Work instructions = Extend the passage on Zunic's college and professional basketball career, picking up after its last sentence.

As a freshman for the Winthrop Eagles in 2017–18, Zunic played 26 games with nine starts and averaged 6.8 points, 1.3 rebounds and 1.3 assists in 18.8 minutes per game. He missed games with injuries to his ankles and appendix issues.

As a sophomore in 2018–19, Zunic averaged career highs in points (8.6), rebounds (4.3), assists (1.9) and minutes (21.8). He played 30 games and made 18 starts. On 20 December 2018, he had a career-high 21 points and 10 rebounds against UMES.

As a junior in 2019–20, Zunic was named to the Big South Conference All-Academic Team and helped the Eagles win the Big South Conference tournament. He played 32 games with seven starts and averaged 5.5 points, 3.0 rebounds and 1.9 assists in 18.7 minutes per game. He became the 24th player in program history to hit 100 career 3-pointers.

As a senior in 2020–21, Zunic was again named to the Big South Conference All-Academic Team and helped the Eagles win the Big South Conference tournament for the second year in a row. He played 25 games with a career-high 24 starts and averaged 5.0 points, 2.6 rebounds and 1.4 assists in 19.6 minutes per game.

===College statistics===

| Year | Team | GP | GS | MPG | FG% | 3P% | FT% | RPG | APG | SPG | BPG | PPG |
|---|---|---|---|---|---|---|---|---|---|---|---|---|
| 2017–18 | Winthrop | 26 | 9 | 18.8 | .428 | .372 | .759 | 1.3 | 1.3 | .6 | .1 | 6.8 |
| 2018–19 | Winthrop | 30 | 18 | 21.8 | .405 | .324 | .667 | 4.3 | 1.9 | .7 | .2 | 8.6 |
| 2019–20 | Winthrop | 32 | 7 | 18.7 | .393 | .309 | .759 | 3.0 | 1.9 | .5 | .1 | 5.5 |
| 2020–21 | Winthrop | 25 | 24 | 19.6 | .359 | .341 | .609 | 2.6 | 1.4 | .8 | .1 | 5.0 |
| Career |  | 113 | 58 | 19.7 | .399 | .335 | .705 | 2.9 | 1.6 | .6 | .1 | 6.5 |

==Professional career==
In June 2021, Zunic joined the USC Rip City of the NBL1 North. In 12 games to finish the 2021 NBL1 season, he averaged 12.91 points, 6.33 rebounds, 5.08 assists and 1.16 steals per game.

On 6 September 2021, Zunic signed with the Perth Wildcats of the National Basketball League (NBL) as a development player for the 2021–22 season. He made his NBL debut on 3 December 2021, scoring two points in 17½ minutes as a starter in the Wildcats' 85–73 season-opening win over the Adelaide 36ers. He became the first development player in NBL history to earn a start in his debut. In 16 games, he averaged 1.7 points and 1.3 rebounds per game.

Zunic joined the Warwick Senators of the NBL1 West for the 2022 season. In 18 games, he averaged 17.78 points, 4.78 rebounds, 4.28 assists and 1.56 steals per game.

Given material =
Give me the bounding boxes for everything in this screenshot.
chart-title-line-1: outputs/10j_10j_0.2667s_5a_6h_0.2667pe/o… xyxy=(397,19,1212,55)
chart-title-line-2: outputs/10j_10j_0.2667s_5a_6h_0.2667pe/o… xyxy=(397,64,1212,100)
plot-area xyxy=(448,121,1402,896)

Response =
On 24 May 2022, Zunic was elevated to the Wildcats' main roster on a two-year deal. He appeared in 14 games during the 2022–23 NBL season, averaging 1.6 points per game.

Zunic joined the Northside Wizards for the 2023 NBL1 North season. In 14 games, he averaged 15.7 points, 3.9 rebounds, 7.4 assists and 2.43 steals per game.

Zunic missed the first three weeks of the 2023–24 NBL season due to a foot injury. He appeared in 10 games for the Wildcats in 2023–24, scoring eight total points. He earned his second straight Perth Wildcats Coaches Award.

On 21 March 2024, Zunic signed with the Keilor Thunder of the NBL1 South for the 2024 season. In 18 games, he averaged 18.22 points, 6.11 rebounds, 6.11 assists and 1.5 steals per game.

==National team career==
In 2015, Zunic helped the Australian under-16 team win gold at the FIBA Oceania Under-16 Championship in New Zealand.

In 2016, Zunic represented Australia at the FIBA Under-17 World Championship in Spain. That same year, he won silver with the Australian under-19 team at the FIBA Oceania Under-18 Championship in Fiji. He also competed at the Albert Schweitzer Tournament in Germany.

In 2019, Zunic helped the Australian University National Team win bronze at the World University Games in Italy. He recorded a team-high four assists in the bronze medal game against Israel.

In February 2022, Zunic was named in the Australian Boomers squad for the FIBA World Cup Qualifiers in Japan.

==Personal life==
Zunic is the son of Zoran and Tania Zunic. His father played in the NBL for the Sydney Supersonics (1983) and Sydney Kings (1988). His brother, Jordan, is a professional golfer.